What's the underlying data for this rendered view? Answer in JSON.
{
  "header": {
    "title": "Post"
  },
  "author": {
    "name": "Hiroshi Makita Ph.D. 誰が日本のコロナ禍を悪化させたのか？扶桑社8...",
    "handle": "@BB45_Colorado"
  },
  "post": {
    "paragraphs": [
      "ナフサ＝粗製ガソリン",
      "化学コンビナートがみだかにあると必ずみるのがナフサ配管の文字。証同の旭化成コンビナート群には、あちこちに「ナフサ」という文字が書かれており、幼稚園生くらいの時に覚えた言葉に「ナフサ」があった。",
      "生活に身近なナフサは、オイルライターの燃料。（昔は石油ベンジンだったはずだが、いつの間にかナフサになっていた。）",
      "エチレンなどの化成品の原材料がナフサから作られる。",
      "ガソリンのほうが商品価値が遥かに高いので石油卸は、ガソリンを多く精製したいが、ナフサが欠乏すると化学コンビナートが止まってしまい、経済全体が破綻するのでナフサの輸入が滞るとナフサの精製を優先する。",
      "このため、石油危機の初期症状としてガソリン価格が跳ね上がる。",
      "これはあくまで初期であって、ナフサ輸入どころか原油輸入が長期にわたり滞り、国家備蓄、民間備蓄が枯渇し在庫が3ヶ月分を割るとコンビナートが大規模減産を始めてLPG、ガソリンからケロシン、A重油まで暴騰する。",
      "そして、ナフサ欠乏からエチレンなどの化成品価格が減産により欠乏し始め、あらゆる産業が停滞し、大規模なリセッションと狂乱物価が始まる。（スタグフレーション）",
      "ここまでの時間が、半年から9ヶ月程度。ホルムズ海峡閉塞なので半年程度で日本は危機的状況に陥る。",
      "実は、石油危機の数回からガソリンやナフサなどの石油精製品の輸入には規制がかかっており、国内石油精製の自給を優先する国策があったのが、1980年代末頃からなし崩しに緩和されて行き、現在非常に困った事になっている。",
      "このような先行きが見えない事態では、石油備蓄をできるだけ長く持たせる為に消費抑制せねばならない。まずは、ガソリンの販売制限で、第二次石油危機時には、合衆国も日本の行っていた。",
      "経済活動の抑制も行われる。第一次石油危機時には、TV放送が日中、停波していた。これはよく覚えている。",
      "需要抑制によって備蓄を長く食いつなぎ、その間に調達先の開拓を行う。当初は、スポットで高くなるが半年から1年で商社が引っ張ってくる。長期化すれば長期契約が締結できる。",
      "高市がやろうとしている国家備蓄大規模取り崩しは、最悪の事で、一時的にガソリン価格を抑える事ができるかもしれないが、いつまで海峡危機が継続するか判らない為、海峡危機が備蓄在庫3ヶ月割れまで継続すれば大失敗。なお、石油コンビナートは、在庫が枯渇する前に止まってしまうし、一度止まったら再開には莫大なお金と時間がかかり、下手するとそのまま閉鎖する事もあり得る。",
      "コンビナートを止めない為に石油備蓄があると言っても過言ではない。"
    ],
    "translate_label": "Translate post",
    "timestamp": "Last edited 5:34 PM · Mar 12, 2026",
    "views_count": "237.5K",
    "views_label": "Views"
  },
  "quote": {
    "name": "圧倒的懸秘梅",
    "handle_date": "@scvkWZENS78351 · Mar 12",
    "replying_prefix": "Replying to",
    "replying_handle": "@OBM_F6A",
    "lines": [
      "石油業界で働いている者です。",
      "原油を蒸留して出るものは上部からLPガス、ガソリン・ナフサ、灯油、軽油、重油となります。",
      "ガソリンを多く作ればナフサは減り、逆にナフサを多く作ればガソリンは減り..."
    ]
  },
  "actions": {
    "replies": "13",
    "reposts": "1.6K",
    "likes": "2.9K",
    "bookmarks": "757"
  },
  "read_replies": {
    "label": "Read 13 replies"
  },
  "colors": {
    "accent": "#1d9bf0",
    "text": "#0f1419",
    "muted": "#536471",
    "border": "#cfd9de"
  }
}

○ ○ ○

▶ _Requirements_
Each of the records should be retyped exactly.

▶ _Solved exercise_
What's the underlying data for this rendered view? Answer in JSON.
{
  "header": {
    "title": "Post"
  },
  "author": {
    "name": "Hiroshi Makita Ph.D. 誰が日本のコロナ禍を悪化させたのか？扶桑社8...",
    "handle": "@BB45_Colorado"
  },
  "post": {
    "paragraphs": [
      "ナフサ＝粗製ガソリン",
      "化学コンビナートがみだかにあると必ずみるのがナフサ配管の文字。証同の旭化成コンビナート群には、あちこちに「ナフサ」という文字が書かれており、幼稚園生くらいの時に覚えた言葉に「ナフサ」があった。",
      "生活に身近なナフサは、オイルライターの燃料。（昔は石油ベンジンだったはずだが、いつの間にかナフサになっていた。）",
      "エチレンなどの化成品の原材料がナフサから作られる。",
      "ガソリンのほうが商品価値が遥かに高いので石油卸は、ガソリンを多く精製したいが、ナフサが欠乏すると化学コンビナートが止まってしまい、経済全体が破綻するのでナフサの輸入が滞るとナフサの精製を優先する。",
      "このため、石油危機の初期症状としてガソリン価格が跳ね上がる。",
      "これはあくまで初期であって、ナフサ輸入どころか原油輸入が長期にわたり滞り、国家備蓄、民間備蓄が枯渇し在庫が3ヶ月分を割るとコンビナートが大規模減産を始めてLPG、ガソリンからケロシン、A重油まで暴騰する。",
      "そして、ナフサ欠乏からエチレンなどの化成品価格が減産により欠乏し始め、あらゆる産業が停滞し、大規模なリセッションと狂乱物価が始まる。（スタグフレーション）",
      "ここまでの時間が、半年から9ヶ月程度。ホルムズ海峡閉塞なので半年程度で日本は危機的状況に陥る。",
      "実は、石油危機の数回からガソリンやナフサなどの石油精製品の輸入には規制がかかっており、国内石油精製の自給を優先する国策があったのが、1980年代末頃からなし崩しに緩和されて行き、現在非常に困った事になっている。",
      "このような先行きが見えない事態では、石油備蓄をできるだけ長く持たせる為に消費抑制せねばならない。まずは、ガソリンの販売制限で、第二次石油危機時には、合衆国も日本の行っていた。",
      "経済活動の抑制も行われる。第一次石油危機時には、TV放送が日中、停波していた。これはよく覚えている。",
      "需要抑制によって備蓄を長く食いつなぎ、その間に調達先の開拓を行う。当初は、スポットで高くなるが半年から1年で商社が引っ張ってくる。長期化すれば長期契約が締結できる。",
      "高市がやろうとしている国家備蓄大規模取り崩しは、最悪の事で、一時的にガソリン価格を抑える事ができるかもしれないが、いつまで海峡危機が継続するか判らない為、海峡危機が備蓄在庫3ヶ月割れまで継続すれば大失敗。なお、石油コンビナートは、在庫が枯渇する前に止まってしまうし、一度止まったら再開には莫大なお金と時間がかかり、下手するとそのまま閉鎖する事もあり得る。",
      "コンビナートを止めない為に石油備蓄があると言っても過言ではない。"
    ],
    "translate_label": "Translate post",
    "timestamp": "Last edited 5:34 PM · Mar 12, 2026",
    "views_count": "237.5K",
    "views_label": "Views"
  },
  "quote": {
    "name": "圧倒的懸秘梅",
    "handle_date": "@scvkWZENS78351 · Mar 12",
    "replying_prefix": "Replying to",
    "replying_handle": "@OBM_F6A",
    "lines": [
      "石油業界で働いている者です。",
      "原油を蒸留して出るものは上部からLPガス、ガソリン・ナフサ、灯油、軽油、重油となります。",
      "ガソリンを多く作ればナフサは減り、逆にナフサを多く作ればガソリンは減り..."
    ]
  },
  "actions": {
    "replies": "13",
    "reposts": "1.6K",
    "likes": "2.9K",
    "bookmarks": "757"
  },
  "read_replies": {
    "label": "Read 13 replies"
  },
  "colors": {
    "accent": "#1d9bf0",
    "text": "#0f1419",
    "muted": "#536471",
    "border": "#cfd9de"
  }
}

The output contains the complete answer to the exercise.